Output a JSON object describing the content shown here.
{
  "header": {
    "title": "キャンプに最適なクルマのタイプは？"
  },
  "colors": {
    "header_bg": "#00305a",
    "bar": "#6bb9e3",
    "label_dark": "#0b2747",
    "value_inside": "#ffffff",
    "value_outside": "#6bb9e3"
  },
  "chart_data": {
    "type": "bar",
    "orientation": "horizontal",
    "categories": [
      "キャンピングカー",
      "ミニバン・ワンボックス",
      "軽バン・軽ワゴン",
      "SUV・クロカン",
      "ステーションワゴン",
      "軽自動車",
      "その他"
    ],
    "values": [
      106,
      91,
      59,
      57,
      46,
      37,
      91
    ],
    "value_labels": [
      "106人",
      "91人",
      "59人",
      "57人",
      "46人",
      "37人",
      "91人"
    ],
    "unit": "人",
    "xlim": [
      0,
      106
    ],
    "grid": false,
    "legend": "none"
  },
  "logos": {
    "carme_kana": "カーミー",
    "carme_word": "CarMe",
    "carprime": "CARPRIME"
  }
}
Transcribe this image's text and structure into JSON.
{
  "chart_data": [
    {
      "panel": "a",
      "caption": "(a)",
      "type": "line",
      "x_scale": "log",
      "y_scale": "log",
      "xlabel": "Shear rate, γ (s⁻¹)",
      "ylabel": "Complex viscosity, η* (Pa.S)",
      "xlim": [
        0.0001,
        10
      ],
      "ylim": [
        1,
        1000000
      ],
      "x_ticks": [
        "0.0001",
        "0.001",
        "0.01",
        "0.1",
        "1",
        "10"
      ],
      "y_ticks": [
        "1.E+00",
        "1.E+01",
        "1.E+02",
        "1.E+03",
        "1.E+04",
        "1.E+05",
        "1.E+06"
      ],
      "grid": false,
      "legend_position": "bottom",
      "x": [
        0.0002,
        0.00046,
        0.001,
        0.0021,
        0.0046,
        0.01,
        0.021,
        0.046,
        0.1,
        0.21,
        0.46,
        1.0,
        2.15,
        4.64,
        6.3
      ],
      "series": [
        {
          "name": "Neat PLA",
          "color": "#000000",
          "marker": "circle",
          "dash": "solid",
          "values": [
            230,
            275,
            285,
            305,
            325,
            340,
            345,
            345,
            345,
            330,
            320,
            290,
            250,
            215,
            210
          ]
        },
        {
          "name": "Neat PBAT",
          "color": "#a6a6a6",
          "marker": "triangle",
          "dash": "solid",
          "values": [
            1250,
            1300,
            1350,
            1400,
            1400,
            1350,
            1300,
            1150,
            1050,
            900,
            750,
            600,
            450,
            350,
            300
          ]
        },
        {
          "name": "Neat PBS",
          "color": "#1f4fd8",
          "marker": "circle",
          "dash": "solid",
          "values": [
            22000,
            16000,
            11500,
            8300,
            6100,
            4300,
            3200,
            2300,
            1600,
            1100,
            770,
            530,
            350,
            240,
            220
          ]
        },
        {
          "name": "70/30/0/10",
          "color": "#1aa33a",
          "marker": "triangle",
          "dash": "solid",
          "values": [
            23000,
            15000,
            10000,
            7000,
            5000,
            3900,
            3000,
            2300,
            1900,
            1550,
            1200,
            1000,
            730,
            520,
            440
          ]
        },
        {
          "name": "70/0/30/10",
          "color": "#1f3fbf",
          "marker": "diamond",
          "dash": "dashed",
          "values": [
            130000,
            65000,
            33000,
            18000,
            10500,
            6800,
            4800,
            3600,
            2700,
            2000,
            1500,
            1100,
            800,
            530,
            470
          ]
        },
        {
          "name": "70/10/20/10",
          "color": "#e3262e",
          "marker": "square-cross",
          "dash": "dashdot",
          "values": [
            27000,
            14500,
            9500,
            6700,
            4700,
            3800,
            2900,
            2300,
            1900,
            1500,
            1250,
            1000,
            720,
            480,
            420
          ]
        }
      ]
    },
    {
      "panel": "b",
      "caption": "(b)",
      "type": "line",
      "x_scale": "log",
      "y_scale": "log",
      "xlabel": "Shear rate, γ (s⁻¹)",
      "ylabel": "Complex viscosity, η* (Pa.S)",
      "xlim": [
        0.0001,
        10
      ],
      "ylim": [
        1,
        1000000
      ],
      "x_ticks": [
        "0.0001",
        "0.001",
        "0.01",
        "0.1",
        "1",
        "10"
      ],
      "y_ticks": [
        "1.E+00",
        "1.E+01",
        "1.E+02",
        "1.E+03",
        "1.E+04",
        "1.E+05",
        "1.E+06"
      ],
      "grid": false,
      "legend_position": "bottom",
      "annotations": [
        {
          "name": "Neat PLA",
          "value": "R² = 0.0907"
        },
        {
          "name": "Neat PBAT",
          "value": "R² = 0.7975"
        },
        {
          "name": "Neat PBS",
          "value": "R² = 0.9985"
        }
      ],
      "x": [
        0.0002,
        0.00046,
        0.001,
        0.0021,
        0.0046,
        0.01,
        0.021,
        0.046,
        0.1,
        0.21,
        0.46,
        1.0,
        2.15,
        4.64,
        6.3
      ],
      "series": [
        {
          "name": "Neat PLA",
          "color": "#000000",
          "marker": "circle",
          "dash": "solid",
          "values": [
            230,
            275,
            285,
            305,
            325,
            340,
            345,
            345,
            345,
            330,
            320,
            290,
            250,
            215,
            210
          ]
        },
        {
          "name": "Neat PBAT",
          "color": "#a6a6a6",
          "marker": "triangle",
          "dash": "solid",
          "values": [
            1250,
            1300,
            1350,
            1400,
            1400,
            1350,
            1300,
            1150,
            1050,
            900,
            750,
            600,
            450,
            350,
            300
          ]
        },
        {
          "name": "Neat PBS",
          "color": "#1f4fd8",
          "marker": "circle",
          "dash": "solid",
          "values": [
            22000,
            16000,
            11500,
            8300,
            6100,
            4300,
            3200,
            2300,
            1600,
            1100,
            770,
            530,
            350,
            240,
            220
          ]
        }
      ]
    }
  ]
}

============================================================

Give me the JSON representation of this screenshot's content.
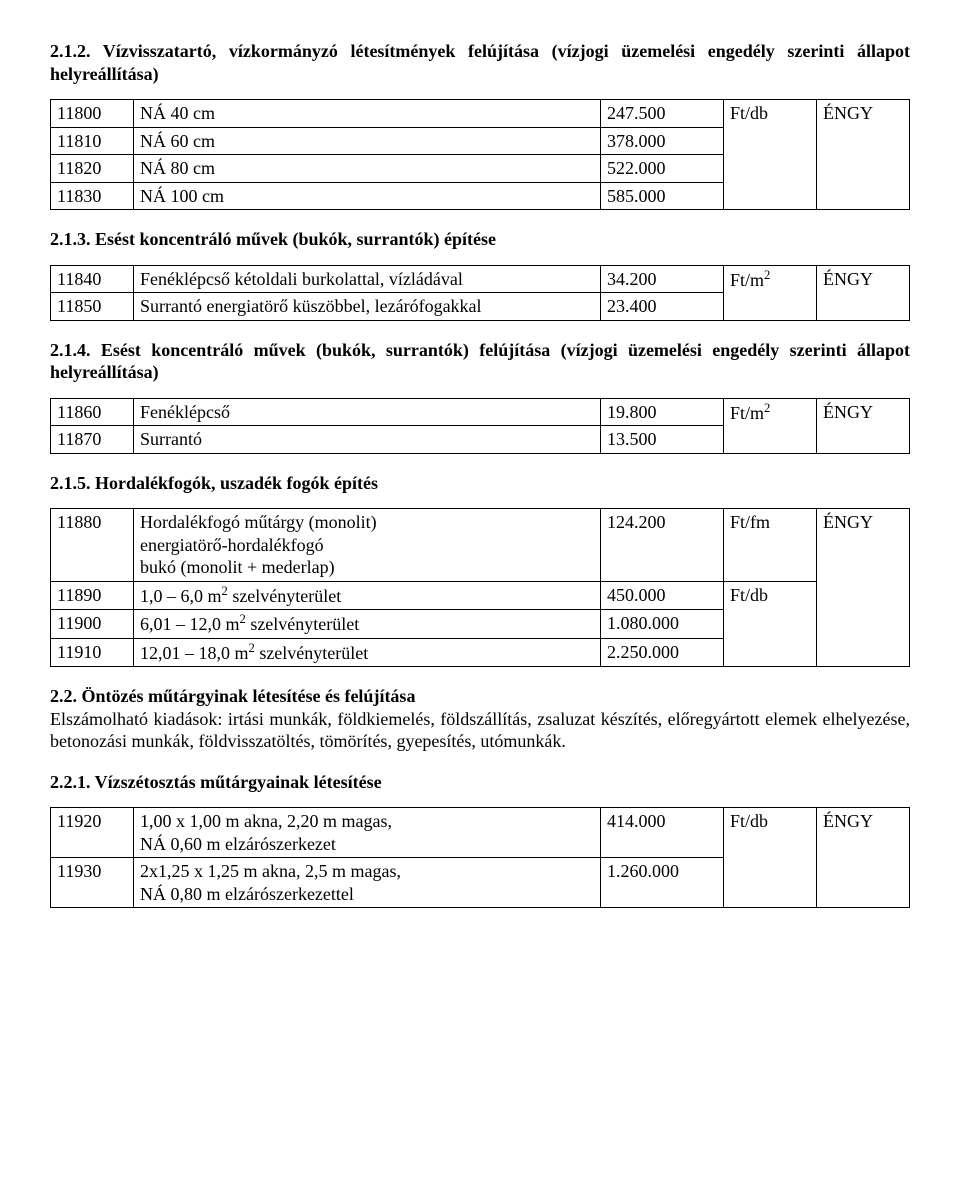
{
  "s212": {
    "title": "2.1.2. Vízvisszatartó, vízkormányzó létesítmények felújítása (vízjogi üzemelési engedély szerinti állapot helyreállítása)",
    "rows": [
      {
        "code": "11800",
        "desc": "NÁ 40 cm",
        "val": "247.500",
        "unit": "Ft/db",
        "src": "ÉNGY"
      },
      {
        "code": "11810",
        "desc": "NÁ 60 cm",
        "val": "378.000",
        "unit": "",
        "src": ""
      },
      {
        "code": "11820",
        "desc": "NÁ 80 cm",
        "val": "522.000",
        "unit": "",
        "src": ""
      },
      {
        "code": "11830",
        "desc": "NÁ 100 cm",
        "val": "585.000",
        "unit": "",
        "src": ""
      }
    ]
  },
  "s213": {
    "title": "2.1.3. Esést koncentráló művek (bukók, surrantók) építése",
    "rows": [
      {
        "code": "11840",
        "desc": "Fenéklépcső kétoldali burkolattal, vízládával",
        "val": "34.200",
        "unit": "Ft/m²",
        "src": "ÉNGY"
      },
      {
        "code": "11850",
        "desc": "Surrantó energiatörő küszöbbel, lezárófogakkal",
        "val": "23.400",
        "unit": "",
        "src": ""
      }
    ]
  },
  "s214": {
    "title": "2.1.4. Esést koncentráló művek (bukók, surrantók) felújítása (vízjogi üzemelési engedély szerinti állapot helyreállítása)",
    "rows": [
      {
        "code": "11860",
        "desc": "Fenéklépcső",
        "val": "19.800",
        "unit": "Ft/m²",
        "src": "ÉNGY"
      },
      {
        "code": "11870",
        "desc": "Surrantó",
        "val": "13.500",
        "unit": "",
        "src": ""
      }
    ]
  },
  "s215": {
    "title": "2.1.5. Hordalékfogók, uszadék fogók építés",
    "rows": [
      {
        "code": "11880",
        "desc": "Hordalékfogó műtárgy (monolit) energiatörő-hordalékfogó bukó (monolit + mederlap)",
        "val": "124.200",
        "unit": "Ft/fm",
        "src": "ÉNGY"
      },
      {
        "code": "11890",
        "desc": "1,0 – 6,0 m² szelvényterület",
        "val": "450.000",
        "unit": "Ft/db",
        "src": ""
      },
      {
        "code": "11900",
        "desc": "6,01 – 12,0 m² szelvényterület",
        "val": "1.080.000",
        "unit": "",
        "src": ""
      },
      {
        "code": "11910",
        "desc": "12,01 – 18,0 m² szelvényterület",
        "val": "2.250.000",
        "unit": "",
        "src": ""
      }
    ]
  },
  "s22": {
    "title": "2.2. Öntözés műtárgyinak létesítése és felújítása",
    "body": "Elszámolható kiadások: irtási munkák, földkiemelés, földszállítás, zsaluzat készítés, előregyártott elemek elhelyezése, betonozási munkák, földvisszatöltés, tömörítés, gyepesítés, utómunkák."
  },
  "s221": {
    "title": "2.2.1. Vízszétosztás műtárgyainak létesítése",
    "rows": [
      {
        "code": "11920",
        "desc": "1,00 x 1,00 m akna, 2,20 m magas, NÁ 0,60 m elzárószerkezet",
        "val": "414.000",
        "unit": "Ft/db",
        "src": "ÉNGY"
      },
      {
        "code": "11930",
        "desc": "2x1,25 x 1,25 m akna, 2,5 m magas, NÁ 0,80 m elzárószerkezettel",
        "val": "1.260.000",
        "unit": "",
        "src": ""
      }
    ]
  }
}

============================================================

_Work instructions_:
Pick out the lines that contain "title" and copy them.

_Full answer_:
    "title": "キャンプに最適なクルマのタイプは？"
    "title": "2.1.2. Vízvisszatartó, vízkormányzó létesítmények felújítása (vízjogi üzemelési engedély szerinti állapot helyreállítása)",
    "title": "2.1.3. Esést koncentráló művek (bukók, surrantók) építése",
    "title": "2.1.4. Esést koncentráló művek (bukók, surrantók) felújítása (vízjogi üzemelési engedély szerinti állapot helyreállítása)",
    "title": "2.1.5. Hordalékfogók, uszadék fogók építés",
    "title": "2.2. Öntözés műtárgyinak létesítése és felújítása",
    "title": "2.2.1. Vízszétosztás műtárgyainak létesítése",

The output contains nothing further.